Record extracts:
-- START --
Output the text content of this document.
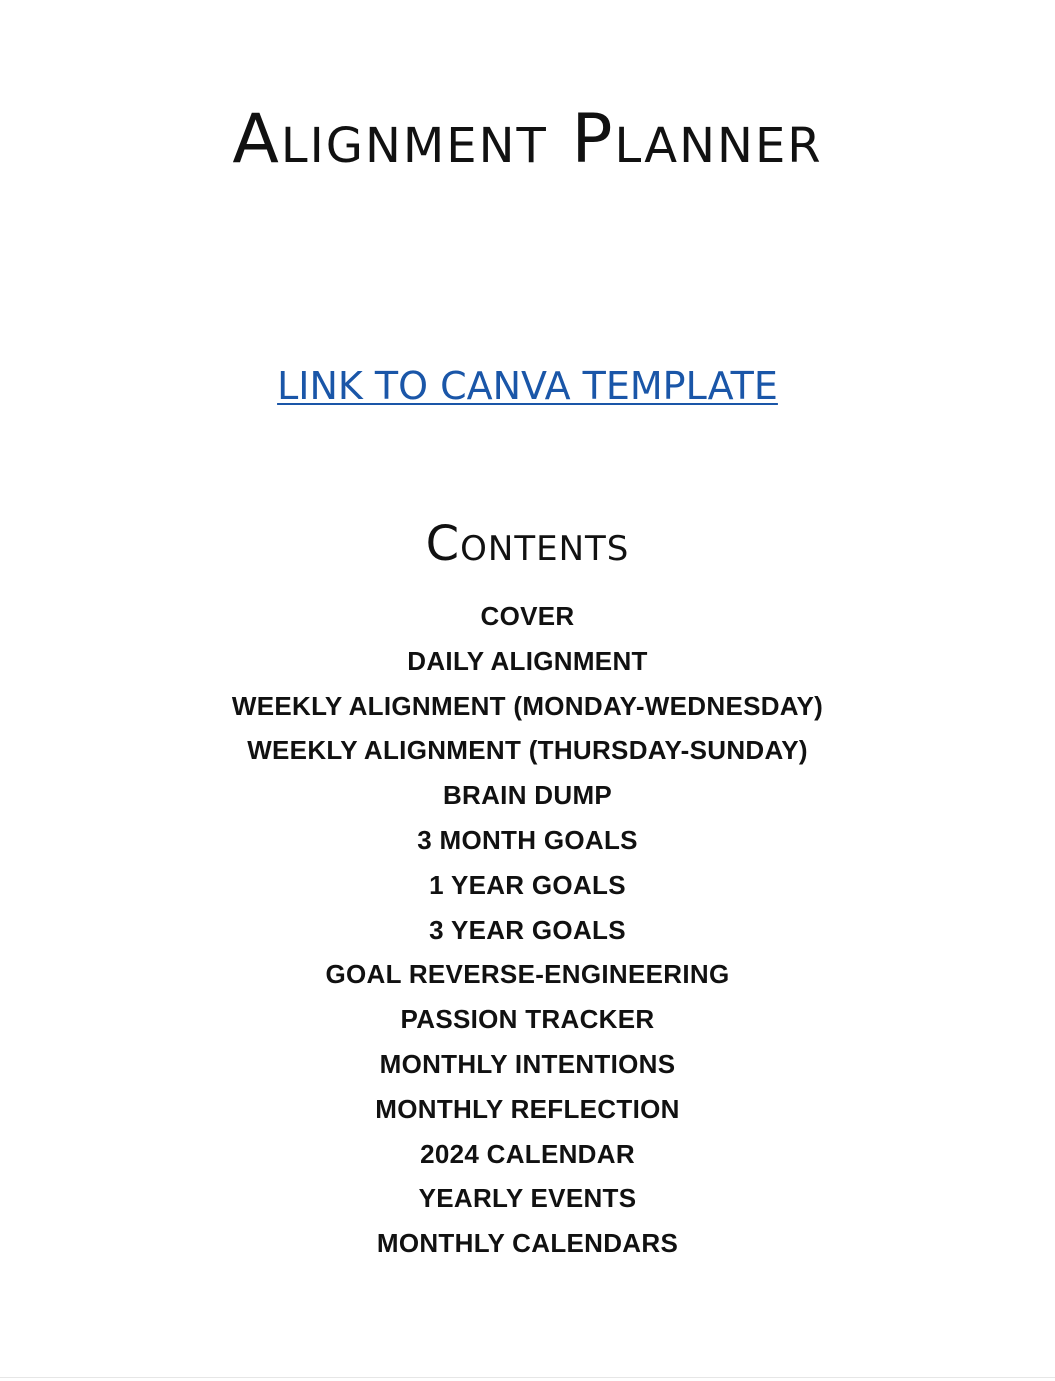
Alignment Planner
LINK TO CANVA TEMPLATE
Contents
COVER
DAILY ALIGNMENT
WEEKLY ALIGNMENT (MONDAY-WEDNESDAY)
WEEKLY ALIGNMENT (THURSDAY-SUNDAY)
BRAIN DUMP
3 MONTH GOALS
1 YEAR GOALS
3 YEAR GOALS
GOAL REVERSE-ENGINEERING
PASSION TRACKER
MONTHLY INTENTIONS
MONTHLY REFLECTION
2024 CALENDAR
YEARLY EVENTS
MONTHLY CALENDARS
-- END --
Required task: Output every entry exactly as given; pictures are not part of the copy.

Response for this exercise:
Output the text content of this document.
Alignment Planner
LINK TO CANVA TEMPLATE
Contents
COVER
DAILY ALIGNMENT
WEEKLY ALIGNMENT (MONDAY-WEDNESDAY)
WEEKLY ALIGNMENT (THURSDAY-SUNDAY)
BRAIN DUMP
3 MONTH GOALS
1 YEAR GOALS
3 YEAR GOALS
GOAL REVERSE-ENGINEERING
PASSION TRACKER
MONTHLY INTENTIONS
MONTHLY REFLECTION
2024 CALENDAR
YEARLY EVENTS
MONTHLY CALENDARS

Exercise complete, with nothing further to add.